═════ DATA TO USE ═════

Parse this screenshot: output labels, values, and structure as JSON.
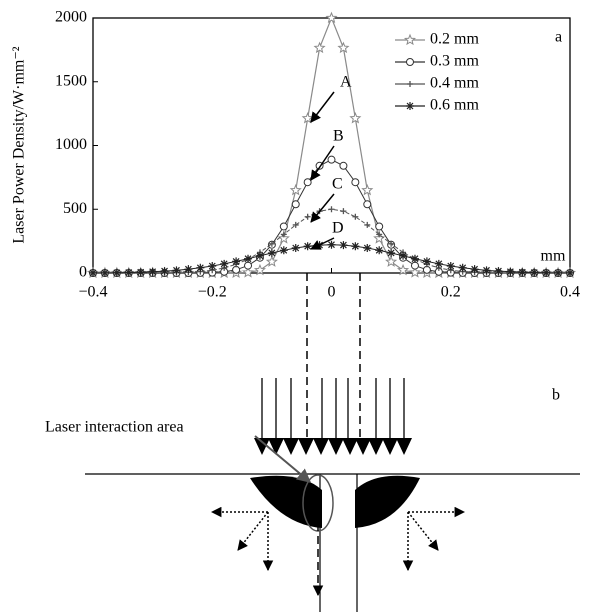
{
  "chart_data": {
    "type": "line",
    "y_label": "Laser Power Density/W·mm⁻²",
    "x_label": "mm",
    "panel_label": "a",
    "annotations": [
      "A",
      "B",
      "C",
      "D"
    ],
    "x": [
      -0.4,
      -0.38,
      -0.36,
      -0.34,
      -0.32,
      -0.3,
      -0.28,
      -0.26,
      -0.24,
      -0.22,
      -0.2,
      -0.18,
      -0.16,
      -0.14,
      -0.12,
      -0.1,
      -0.08,
      -0.06,
      -0.04,
      -0.02,
      0,
      0.02,
      0.04,
      0.06,
      0.08,
      0.1,
      0.12,
      0.14,
      0.16,
      0.18,
      0.2,
      0.22,
      0.24,
      0.26,
      0.28,
      0.3,
      0.32,
      0.34,
      0.36,
      0.38,
      0.4
    ],
    "xlim": [
      -0.4,
      0.4
    ],
    "xticks": [
      {
        "value": -0.4,
        "label": "−0.4"
      },
      {
        "value": -0.2,
        "label": "−0.2"
      },
      0,
      0.2,
      0.4
    ],
    "ylim": [
      0,
      2000
    ],
    "yticks": [
      0,
      500,
      1000,
      1500,
      2000
    ],
    "legend": "upper right",
    "series": [
      {
        "name": "0.2 mm",
        "color": "#8a8a8a",
        "marker": "star",
        "values": [
          0,
          0,
          0,
          0,
          0,
          0,
          0,
          0,
          0,
          0,
          0,
          0,
          1,
          4,
          22,
          88,
          271,
          649,
          1213,
          1765,
          2000,
          1765,
          1213,
          649,
          271,
          88,
          22,
          4,
          1,
          0,
          0,
          0,
          0,
          0,
          0,
          0,
          0,
          0,
          0,
          0,
          0
        ]
      },
      {
        "name": "0.3 mm",
        "color": "#333333",
        "marker": "circle",
        "values": [
          0,
          0,
          0,
          0,
          0,
          0,
          0,
          0,
          0,
          1,
          3,
          10,
          25,
          58,
          120,
          222,
          365,
          539,
          712,
          841,
          889,
          841,
          712,
          539,
          365,
          222,
          120,
          58,
          25,
          10,
          3,
          1,
          0,
          0,
          0,
          0,
          0,
          0,
          0,
          0,
          0
        ]
      },
      {
        "name": "0.4 mm",
        "color": "#555555",
        "marker": "plus",
        "values": [
          0,
          0,
          0,
          0,
          0,
          0,
          1,
          3,
          6,
          11,
          22,
          40,
          68,
          108,
          162,
          229,
          303,
          377,
          441,
          485,
          500,
          485,
          441,
          377,
          303,
          229,
          162,
          108,
          68,
          40,
          22,
          11,
          6,
          3,
          1,
          0,
          0,
          0,
          0,
          0,
          0
        ]
      },
      {
        "name": "0.6 mm",
        "color": "#222222",
        "marker": "asterisk",
        "values": [
          1,
          1,
          2,
          4,
          6,
          10,
          15,
          21,
          30,
          41,
          55,
          72,
          91,
          112,
          135,
          157,
          178,
          196,
          210,
          219,
          222,
          219,
          210,
          196,
          178,
          157,
          135,
          112,
          91,
          72,
          55,
          41,
          30,
          21,
          15,
          10,
          6,
          4,
          2,
          1,
          1
        ]
      }
    ]
  },
  "diagram": {
    "panel_label": "b",
    "callout": "Laser interaction area"
  }
}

═════

# [TASK]
Return all lines containing "marker".

# [EXPECTED ANSWER]
        "marker": "star",
        "marker": "circle",
        "marker": "plus",
        "marker": "asterisk",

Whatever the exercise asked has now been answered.